# Prompt:
Find every line of the listing below where "object" appears, and copy it.

⁂

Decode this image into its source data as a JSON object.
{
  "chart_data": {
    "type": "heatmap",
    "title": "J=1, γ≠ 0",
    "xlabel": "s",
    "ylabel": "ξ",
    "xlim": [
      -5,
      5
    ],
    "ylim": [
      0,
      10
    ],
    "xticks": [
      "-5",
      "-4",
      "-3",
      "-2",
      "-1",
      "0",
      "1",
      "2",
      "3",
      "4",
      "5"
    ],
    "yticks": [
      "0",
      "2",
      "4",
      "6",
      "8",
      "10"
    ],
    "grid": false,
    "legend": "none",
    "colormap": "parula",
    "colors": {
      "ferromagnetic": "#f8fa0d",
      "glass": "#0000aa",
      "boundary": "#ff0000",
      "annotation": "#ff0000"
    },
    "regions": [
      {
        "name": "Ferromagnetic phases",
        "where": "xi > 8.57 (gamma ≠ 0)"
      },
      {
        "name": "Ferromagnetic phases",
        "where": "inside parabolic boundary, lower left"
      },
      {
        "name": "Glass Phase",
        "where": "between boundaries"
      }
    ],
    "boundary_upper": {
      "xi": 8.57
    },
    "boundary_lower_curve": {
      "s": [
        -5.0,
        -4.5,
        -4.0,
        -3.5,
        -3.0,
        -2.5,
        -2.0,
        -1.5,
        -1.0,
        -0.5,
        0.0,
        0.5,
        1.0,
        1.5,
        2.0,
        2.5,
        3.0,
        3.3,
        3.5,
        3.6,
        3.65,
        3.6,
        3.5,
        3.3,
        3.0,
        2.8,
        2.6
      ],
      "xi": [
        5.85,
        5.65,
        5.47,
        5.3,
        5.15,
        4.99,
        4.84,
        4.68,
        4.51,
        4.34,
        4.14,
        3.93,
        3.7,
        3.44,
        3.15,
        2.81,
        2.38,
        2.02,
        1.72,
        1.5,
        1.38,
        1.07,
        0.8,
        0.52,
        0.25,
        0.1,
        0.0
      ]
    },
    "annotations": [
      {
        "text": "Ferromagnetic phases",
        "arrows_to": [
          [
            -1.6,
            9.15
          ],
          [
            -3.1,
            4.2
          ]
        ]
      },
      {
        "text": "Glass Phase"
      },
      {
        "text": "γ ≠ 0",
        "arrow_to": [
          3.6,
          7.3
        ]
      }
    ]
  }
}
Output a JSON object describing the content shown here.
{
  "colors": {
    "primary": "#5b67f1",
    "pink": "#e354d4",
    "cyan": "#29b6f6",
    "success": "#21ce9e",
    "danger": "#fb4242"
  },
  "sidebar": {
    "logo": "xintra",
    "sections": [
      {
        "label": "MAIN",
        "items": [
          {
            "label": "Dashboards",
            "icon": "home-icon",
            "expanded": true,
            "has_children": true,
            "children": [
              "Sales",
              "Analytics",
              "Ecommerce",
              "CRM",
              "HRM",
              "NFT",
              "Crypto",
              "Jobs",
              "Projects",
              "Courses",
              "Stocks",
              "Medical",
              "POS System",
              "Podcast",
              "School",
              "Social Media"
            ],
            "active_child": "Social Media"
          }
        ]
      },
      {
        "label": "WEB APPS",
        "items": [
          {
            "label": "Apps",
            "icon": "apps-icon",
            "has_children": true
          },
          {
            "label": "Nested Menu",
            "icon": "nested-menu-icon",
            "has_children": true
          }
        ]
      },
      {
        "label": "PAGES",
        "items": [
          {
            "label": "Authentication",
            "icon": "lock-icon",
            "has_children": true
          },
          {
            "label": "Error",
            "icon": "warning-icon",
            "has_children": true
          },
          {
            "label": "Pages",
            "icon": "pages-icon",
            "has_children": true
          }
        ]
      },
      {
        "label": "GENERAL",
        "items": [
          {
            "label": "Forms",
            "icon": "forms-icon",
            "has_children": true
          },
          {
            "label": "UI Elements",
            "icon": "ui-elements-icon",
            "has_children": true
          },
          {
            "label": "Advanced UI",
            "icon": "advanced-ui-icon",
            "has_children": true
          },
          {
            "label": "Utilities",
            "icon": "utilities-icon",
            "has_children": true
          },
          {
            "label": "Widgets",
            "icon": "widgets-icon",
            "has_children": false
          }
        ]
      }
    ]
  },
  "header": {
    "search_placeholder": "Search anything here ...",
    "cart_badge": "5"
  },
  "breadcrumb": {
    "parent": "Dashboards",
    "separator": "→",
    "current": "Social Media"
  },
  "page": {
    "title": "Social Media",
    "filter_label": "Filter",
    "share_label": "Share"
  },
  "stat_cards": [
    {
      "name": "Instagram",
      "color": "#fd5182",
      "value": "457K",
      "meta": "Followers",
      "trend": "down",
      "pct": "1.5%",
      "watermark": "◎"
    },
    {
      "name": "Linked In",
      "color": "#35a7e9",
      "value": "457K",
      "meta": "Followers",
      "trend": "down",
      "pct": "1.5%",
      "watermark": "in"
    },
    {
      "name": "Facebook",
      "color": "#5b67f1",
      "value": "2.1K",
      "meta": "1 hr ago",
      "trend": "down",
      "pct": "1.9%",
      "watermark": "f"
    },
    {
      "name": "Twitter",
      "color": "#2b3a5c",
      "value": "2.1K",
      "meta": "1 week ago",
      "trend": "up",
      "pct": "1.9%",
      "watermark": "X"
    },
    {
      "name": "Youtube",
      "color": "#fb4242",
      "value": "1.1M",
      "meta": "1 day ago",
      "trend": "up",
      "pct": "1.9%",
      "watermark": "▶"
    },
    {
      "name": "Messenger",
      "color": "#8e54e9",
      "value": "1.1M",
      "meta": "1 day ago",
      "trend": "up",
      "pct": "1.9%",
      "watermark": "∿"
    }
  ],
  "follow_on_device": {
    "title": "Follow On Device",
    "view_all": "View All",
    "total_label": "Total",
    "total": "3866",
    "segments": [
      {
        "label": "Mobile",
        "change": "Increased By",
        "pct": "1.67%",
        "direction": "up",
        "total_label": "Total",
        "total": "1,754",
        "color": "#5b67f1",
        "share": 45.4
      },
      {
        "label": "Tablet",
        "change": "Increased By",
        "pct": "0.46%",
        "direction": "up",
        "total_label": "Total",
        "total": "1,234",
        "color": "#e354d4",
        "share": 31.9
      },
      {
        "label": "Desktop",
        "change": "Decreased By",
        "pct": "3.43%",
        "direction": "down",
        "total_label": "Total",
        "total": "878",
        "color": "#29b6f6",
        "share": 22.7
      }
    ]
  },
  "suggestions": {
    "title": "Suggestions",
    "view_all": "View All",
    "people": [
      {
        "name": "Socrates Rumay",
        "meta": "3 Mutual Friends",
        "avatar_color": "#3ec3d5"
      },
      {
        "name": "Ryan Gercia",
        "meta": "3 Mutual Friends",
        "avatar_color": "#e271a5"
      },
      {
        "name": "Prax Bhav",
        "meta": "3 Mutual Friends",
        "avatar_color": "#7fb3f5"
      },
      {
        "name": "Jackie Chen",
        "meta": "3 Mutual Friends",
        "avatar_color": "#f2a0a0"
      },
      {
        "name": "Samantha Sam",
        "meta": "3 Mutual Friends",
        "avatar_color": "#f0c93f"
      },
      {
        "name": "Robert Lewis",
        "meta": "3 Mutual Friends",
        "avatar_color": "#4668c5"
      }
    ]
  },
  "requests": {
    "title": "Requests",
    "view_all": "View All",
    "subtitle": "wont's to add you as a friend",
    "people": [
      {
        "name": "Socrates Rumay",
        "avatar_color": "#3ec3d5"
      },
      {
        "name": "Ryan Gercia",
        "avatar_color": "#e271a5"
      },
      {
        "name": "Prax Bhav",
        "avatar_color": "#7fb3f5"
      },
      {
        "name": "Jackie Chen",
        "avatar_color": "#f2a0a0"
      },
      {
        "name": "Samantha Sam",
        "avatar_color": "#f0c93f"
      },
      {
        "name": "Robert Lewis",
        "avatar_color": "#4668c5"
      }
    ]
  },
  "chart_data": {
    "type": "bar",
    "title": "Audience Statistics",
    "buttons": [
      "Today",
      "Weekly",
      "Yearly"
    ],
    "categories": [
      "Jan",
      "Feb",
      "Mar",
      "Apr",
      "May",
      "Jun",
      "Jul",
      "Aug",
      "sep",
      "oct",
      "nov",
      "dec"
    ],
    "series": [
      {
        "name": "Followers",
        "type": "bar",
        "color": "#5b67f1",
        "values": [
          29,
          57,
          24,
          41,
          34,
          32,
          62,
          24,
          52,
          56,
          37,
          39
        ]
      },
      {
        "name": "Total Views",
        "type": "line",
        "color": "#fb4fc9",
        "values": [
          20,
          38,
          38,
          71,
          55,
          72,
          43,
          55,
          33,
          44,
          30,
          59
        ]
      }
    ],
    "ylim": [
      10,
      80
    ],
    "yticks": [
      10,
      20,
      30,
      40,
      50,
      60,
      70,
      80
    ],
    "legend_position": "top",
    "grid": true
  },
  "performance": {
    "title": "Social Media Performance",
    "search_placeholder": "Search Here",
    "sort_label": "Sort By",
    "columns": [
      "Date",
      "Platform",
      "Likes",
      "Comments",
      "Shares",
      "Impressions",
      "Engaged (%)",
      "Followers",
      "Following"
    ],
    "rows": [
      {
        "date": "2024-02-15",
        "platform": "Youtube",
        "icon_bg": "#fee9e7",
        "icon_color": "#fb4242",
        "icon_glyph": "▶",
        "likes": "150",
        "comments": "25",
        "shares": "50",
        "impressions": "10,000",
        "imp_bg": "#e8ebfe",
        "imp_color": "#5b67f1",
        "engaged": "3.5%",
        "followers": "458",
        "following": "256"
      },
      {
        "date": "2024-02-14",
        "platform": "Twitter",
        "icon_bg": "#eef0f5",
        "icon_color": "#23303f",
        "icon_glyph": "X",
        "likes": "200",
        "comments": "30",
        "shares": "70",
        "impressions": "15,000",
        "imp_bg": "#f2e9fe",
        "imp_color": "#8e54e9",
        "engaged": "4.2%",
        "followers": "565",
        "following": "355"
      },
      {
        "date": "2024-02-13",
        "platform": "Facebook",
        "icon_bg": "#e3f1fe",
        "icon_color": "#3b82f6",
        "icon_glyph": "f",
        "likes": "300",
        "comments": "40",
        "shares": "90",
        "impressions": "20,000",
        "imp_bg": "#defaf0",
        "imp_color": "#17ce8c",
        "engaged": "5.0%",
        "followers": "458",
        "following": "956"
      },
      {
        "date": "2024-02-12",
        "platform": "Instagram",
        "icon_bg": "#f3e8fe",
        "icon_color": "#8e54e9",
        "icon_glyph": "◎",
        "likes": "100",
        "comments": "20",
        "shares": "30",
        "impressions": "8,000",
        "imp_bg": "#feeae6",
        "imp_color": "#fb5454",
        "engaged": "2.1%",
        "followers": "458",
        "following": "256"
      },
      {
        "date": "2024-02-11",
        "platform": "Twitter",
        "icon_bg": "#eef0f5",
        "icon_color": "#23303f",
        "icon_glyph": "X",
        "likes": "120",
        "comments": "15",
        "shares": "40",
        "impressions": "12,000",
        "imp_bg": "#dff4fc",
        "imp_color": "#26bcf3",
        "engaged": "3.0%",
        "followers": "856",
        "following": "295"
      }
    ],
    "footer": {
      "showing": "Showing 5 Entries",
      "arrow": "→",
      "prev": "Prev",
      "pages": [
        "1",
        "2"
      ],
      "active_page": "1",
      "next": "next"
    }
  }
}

⁂

# Response to the task:
Decode this image into its source data as a JSON object.
Output a JSON object describing the content shown here.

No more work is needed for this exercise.